◆ **What you need to do**
Your task is to output the entries below word for word.

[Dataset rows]
>>>>

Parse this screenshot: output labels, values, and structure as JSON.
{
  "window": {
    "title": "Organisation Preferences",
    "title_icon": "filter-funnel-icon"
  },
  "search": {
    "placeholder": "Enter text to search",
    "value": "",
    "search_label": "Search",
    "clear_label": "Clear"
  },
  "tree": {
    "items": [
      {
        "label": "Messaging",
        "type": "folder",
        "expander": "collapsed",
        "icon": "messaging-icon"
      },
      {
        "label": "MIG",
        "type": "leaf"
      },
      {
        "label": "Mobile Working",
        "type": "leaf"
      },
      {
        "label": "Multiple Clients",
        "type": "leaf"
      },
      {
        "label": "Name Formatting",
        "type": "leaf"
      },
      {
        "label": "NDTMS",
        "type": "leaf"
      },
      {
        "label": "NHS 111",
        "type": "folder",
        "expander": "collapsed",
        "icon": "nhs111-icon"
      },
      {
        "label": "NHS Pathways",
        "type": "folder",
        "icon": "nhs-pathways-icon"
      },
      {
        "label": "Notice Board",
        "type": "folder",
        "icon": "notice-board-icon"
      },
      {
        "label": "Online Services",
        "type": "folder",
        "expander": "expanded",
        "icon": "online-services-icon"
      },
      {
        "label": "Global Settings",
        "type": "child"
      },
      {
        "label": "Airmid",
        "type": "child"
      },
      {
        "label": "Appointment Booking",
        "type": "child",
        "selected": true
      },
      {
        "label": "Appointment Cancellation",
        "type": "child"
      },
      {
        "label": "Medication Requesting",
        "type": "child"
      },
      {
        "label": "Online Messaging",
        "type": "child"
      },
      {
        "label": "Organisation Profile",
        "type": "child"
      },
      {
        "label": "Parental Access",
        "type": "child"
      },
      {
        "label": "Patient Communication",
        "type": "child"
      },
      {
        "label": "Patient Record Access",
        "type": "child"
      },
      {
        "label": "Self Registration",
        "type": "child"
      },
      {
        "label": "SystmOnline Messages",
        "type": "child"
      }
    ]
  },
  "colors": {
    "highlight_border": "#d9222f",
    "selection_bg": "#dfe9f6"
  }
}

<<<<

◆ **Response**
Parse this screenshot: output labels, values, and structure as JSON.
{
  "window": {
    "title": "Organisation Preferences",
    "title_icon": "filter-funnel-icon"
  },
  "search": {
    "placeholder": "Enter text to search",
    "value": "",
    "search_label": "Search",
    "clear_label": "Clear"
  },
  "tree": {
    "items": [
      {
        "label": "Messaging",
        "type": "folder",
        "expander": "collapsed",
        "icon": "messaging-icon"
      },
      {
        "label": "MIG",
        "type": "leaf"
      },
      {
        "label": "Mobile Working",
        "type": "leaf"
      },
      {
        "label": "Multiple Clients",
        "type": "leaf"
      },
      {
        "label": "Name Formatting",
        "type": "leaf"
      },
      {
        "label": "NDTMS",
        "type": "leaf"
      },
      {
        "label": "NHS 111",
        "type": "folder",
        "expander": "collapsed",
        "icon": "nhs111-icon"
      },
      {
        "label": "NHS Pathways",
        "type": "folder",
        "icon": "nhs-pathways-icon"
      },
      {
        "label": "Notice Board",
        "type": "folder",
        "icon": "notice-board-icon"
      },
      {
        "label": "Online Services",
        "type": "folder",
        "expander": "expanded",
        "icon": "online-services-icon"
      },
      {
        "label": "Global Settings",
        "type": "child"
      },
      {
        "label": "Airmid",
        "type": "child"
      },
      {
        "label": "Appointment Booking",
        "type": "child",
        "selected": true
      },
      {
        "label": "Appointment Cancellation",
        "type": "child"
      },
      {
        "label": "Medication Requesting",
        "type": "child"
      },
      {
        "label": "Online Messaging",
        "type": "child"
      },
      {
        "label": "Organisation Profile",
        "type": "child"
      },
      {
        "label": "Parental Access",
        "type": "child"
      },
      {
        "label": "Patient Communication",
        "type": "child"
      },
      {
        "label": "Patient Record Access",
        "type": "child"
      },
      {
        "label": "Self Registration",
        "type": "child"
      },
      {
        "label": "SystmOnline Messages",
        "type": "child"
      }
    ]
  },
  "colors": {
    "highlight_border": "#d9222f",
    "selection_bg": "#dfe9f6"
  }
}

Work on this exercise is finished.